## EXERCISE REQUIREMENTS:
Search the entries below. Return every line that has "sind" in it.

=== DATA FOR THIS EXERCISE ===

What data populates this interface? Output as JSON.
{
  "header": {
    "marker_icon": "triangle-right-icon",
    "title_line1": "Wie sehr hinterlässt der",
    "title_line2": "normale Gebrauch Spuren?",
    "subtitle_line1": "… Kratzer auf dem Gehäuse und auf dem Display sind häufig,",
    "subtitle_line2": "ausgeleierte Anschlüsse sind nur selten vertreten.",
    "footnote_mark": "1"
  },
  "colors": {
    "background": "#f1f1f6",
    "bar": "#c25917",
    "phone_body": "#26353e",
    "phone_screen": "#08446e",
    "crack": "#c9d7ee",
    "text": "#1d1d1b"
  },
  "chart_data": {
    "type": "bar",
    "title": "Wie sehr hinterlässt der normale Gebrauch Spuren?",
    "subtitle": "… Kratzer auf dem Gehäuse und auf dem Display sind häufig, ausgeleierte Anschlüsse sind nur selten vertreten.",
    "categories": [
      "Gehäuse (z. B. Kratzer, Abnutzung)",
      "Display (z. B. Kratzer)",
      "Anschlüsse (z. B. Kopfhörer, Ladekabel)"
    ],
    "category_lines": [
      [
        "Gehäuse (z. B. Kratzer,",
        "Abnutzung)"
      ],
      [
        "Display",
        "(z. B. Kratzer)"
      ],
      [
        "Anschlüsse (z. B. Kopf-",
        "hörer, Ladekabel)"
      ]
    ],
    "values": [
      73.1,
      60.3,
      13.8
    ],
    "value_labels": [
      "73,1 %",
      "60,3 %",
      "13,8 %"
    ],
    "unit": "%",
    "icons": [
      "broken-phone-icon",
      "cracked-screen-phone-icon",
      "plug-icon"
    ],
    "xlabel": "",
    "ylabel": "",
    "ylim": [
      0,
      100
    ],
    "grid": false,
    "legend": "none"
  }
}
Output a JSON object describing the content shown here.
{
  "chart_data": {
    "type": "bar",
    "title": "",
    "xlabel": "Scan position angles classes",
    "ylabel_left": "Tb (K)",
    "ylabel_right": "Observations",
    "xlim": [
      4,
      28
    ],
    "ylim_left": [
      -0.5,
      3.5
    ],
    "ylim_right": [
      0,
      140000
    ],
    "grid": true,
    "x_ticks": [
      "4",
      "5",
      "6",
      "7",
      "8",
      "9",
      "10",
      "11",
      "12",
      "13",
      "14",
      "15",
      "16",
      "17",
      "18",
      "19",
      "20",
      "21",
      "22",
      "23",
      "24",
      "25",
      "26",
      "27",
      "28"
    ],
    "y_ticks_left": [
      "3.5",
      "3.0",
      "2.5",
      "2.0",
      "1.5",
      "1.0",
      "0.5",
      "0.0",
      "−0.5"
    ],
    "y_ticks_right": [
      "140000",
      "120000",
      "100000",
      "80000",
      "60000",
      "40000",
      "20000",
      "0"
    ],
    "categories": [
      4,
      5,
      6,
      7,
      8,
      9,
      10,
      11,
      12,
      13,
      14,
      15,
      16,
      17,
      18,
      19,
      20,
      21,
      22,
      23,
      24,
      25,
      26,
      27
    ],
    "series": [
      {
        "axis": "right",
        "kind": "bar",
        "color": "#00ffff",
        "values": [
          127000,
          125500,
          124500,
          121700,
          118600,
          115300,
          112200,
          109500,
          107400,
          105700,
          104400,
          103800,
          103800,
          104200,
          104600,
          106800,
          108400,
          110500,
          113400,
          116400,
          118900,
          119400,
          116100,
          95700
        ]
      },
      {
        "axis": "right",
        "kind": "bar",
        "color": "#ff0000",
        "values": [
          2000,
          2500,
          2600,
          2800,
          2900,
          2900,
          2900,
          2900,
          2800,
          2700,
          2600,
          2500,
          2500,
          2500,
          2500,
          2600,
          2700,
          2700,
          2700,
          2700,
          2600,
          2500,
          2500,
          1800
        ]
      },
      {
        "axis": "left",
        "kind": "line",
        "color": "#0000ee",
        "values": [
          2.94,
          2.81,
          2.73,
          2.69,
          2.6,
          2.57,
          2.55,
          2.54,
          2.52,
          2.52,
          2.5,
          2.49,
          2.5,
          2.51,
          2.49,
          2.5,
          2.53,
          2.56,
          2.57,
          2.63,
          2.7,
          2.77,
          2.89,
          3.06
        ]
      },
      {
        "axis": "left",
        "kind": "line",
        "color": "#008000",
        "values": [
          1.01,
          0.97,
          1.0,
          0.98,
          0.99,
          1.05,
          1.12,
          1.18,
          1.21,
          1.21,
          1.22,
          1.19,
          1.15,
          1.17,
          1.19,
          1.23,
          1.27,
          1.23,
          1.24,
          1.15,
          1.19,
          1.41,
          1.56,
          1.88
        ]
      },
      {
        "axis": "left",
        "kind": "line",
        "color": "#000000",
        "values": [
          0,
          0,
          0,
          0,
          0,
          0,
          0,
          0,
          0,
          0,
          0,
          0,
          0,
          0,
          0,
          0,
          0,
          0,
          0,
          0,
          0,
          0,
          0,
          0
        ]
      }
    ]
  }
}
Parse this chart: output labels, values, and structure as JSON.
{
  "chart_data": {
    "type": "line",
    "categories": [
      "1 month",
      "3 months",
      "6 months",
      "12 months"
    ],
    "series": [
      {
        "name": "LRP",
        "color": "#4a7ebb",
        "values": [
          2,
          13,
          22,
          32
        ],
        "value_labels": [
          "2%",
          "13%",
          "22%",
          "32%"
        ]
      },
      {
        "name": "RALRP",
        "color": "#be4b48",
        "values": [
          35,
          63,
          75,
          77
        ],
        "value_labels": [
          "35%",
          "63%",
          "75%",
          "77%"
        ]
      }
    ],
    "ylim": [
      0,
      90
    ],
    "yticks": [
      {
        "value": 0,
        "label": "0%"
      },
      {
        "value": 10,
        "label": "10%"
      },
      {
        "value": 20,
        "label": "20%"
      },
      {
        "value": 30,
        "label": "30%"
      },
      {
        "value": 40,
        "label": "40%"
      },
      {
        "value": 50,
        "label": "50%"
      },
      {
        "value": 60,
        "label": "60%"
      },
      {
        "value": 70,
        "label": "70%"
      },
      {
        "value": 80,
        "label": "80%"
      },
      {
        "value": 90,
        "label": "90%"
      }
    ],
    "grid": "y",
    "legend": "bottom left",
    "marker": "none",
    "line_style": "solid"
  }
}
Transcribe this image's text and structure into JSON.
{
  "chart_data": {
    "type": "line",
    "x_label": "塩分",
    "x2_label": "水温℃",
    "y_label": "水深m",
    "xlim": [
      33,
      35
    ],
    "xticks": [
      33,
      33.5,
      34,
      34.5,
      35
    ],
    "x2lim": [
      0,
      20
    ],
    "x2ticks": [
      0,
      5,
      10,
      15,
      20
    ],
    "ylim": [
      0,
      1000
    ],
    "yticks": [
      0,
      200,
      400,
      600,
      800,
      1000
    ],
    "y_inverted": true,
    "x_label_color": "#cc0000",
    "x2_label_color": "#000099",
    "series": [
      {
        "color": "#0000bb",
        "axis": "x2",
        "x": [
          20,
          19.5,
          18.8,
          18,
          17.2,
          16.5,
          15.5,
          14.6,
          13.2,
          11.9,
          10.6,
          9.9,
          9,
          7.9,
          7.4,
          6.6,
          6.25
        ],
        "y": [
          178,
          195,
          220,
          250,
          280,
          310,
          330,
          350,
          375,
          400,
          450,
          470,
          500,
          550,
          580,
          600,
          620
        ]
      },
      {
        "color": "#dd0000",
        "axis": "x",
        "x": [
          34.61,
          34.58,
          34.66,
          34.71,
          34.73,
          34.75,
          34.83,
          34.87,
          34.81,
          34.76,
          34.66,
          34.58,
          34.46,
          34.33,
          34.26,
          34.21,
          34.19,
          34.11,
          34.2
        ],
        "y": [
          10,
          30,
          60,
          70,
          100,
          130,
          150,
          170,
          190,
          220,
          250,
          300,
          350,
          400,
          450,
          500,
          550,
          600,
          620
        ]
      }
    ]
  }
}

===

## WRITTEN ANSWER:
    "subtitle_line1": "… Kratzer auf dem Gehäuse und auf dem Display sind häufig,",
    "subtitle_line2": "ausgeleierte Anschlüsse sind nur selten vertreten.",
    "subtitle": "… Kratzer auf dem Gehäuse und auf dem Display sind häufig, ausgeleierte Anschlüsse sind nur selten vertreten.",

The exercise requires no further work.